***** Records for this exercise *****

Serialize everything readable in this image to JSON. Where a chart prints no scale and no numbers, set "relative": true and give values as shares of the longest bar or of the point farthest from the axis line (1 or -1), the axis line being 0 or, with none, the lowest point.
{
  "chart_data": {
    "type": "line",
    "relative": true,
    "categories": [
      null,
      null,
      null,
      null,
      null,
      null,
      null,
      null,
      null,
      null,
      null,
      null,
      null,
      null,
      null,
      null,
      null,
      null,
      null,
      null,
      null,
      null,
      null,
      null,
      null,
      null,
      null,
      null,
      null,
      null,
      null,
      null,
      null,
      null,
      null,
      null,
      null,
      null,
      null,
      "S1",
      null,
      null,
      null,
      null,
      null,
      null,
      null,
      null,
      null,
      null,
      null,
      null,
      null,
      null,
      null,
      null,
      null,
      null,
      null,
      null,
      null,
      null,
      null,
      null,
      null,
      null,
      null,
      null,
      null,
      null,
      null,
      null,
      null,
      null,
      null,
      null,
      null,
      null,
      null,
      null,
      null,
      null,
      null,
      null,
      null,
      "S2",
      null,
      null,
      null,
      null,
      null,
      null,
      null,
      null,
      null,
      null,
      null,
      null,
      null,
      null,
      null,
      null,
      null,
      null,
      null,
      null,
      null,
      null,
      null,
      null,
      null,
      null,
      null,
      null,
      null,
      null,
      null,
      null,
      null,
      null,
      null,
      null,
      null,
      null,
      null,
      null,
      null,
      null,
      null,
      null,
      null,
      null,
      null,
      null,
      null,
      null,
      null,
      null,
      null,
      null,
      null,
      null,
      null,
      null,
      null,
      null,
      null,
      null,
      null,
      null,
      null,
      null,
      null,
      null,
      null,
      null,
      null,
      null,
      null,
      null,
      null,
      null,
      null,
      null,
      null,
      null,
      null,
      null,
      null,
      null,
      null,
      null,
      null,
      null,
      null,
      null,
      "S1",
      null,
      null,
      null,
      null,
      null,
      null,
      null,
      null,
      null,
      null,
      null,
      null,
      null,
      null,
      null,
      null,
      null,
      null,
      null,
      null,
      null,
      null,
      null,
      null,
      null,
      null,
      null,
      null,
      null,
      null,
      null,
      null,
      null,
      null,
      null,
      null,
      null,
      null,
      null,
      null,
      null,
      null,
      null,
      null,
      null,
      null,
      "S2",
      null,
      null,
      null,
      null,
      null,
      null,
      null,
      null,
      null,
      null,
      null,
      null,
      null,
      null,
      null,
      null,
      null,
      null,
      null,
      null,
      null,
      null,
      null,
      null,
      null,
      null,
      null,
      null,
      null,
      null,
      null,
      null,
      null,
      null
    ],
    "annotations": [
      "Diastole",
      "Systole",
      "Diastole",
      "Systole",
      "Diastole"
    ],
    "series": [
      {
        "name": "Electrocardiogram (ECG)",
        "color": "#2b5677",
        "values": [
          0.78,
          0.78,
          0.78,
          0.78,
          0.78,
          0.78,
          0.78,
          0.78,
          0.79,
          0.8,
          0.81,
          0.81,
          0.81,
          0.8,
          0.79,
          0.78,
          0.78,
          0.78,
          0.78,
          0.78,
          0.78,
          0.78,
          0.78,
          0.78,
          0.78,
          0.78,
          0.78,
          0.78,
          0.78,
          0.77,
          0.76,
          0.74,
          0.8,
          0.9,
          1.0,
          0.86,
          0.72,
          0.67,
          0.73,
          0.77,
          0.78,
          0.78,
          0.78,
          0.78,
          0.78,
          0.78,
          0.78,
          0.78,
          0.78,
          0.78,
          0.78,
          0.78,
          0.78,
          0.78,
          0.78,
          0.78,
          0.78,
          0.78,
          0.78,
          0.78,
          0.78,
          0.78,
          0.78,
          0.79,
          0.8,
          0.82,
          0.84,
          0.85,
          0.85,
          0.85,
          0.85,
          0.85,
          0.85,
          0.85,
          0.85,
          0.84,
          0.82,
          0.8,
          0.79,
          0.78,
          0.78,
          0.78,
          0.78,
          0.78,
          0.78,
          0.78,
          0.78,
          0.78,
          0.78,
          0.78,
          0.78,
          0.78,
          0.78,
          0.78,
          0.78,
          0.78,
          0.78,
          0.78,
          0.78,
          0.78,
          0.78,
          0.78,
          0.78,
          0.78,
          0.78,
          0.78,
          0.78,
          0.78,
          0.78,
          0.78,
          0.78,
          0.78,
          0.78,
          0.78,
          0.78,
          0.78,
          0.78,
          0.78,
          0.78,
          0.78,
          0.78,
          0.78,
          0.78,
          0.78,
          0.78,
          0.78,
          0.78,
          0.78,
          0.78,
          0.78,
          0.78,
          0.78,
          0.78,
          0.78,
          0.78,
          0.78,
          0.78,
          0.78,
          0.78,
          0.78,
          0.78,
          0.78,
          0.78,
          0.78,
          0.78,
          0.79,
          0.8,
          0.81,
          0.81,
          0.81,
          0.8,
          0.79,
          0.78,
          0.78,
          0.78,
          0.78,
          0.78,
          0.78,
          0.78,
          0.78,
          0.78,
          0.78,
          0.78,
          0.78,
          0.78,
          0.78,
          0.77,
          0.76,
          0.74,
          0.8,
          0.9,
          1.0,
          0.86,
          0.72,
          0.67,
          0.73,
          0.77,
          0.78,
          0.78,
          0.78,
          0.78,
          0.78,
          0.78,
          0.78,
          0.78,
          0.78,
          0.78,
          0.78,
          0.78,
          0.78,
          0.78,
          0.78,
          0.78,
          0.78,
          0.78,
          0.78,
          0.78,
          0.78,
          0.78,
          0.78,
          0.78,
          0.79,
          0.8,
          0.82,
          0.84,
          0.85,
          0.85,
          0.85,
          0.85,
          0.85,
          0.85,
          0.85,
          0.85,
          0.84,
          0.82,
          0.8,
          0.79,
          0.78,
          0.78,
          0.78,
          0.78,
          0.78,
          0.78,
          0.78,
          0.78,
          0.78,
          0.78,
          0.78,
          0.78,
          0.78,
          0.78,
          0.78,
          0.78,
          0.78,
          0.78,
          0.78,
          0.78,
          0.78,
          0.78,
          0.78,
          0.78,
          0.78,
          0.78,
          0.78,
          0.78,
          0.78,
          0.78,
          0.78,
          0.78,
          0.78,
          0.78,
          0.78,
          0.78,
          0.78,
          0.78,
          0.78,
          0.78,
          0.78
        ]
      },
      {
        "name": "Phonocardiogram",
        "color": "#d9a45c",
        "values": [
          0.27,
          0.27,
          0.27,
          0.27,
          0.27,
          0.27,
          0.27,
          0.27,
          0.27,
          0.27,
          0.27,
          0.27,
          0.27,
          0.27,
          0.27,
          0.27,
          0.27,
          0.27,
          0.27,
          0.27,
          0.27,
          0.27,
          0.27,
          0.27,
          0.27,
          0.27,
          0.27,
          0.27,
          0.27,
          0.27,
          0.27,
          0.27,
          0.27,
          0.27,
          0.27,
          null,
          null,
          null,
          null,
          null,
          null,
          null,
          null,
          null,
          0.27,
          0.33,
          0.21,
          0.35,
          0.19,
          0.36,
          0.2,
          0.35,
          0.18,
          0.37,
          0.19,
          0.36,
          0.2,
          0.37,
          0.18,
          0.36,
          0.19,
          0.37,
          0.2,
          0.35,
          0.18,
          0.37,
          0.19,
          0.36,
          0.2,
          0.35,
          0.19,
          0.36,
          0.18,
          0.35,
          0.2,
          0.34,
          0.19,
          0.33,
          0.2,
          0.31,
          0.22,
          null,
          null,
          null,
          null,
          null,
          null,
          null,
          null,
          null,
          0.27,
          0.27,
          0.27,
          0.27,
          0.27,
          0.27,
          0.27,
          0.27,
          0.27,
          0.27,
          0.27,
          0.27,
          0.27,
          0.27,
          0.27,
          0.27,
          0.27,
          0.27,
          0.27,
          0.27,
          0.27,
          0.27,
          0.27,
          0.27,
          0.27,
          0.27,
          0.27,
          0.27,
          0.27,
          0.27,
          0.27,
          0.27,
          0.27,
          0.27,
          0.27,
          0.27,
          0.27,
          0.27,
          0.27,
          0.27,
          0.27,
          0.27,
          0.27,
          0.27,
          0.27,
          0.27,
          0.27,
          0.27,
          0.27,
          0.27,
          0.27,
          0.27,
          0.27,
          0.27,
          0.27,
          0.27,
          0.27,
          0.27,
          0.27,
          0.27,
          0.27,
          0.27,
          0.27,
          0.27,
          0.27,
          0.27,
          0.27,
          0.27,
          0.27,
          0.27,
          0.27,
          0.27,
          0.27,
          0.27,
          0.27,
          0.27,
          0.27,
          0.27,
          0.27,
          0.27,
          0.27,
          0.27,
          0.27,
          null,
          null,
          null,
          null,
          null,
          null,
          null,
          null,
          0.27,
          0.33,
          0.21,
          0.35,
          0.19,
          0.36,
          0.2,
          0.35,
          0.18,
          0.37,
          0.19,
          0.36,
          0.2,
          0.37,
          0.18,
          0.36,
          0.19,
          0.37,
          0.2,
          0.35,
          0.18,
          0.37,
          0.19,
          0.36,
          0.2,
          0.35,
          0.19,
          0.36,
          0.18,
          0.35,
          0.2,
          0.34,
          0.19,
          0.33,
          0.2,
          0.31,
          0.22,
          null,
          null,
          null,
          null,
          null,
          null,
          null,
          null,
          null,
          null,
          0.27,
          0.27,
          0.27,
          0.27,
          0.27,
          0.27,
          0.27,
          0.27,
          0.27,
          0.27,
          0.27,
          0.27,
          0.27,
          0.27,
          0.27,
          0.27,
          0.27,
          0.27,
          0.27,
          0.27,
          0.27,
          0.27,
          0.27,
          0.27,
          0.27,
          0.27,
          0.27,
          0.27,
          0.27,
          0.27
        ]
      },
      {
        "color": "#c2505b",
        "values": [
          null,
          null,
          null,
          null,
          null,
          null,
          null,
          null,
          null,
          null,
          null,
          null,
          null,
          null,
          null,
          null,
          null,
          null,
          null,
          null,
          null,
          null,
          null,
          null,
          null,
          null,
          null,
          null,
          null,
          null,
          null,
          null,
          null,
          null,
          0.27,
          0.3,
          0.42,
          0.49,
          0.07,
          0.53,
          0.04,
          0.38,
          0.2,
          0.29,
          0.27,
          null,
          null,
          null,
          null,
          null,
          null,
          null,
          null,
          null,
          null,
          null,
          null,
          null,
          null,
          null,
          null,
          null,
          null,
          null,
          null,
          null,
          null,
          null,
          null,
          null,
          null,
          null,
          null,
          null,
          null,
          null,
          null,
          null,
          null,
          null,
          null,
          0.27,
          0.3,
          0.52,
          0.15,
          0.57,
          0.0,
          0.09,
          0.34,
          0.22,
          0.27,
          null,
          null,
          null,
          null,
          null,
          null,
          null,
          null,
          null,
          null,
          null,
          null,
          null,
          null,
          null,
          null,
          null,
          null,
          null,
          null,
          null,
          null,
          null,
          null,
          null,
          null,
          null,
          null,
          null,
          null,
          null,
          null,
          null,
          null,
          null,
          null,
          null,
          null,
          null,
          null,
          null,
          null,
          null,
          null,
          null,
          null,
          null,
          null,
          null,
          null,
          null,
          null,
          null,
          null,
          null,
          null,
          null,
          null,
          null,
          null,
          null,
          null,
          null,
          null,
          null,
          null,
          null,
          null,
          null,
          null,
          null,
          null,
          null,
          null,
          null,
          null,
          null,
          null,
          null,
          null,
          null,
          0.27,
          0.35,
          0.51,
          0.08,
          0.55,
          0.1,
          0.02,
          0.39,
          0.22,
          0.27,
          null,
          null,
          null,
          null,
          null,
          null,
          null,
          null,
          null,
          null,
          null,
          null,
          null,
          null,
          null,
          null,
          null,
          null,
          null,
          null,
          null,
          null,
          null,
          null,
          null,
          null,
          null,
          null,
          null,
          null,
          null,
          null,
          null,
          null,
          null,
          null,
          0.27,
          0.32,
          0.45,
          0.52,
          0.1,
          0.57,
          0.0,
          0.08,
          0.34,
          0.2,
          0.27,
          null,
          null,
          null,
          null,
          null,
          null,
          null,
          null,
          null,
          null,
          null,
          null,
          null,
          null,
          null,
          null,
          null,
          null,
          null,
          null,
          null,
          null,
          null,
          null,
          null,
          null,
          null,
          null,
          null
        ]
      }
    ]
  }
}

*****

◆ What the task asks: Check every line of the entries above for the word "true" and report how many lines contain it, giving the number only.

◆ Answer for this exercise: 2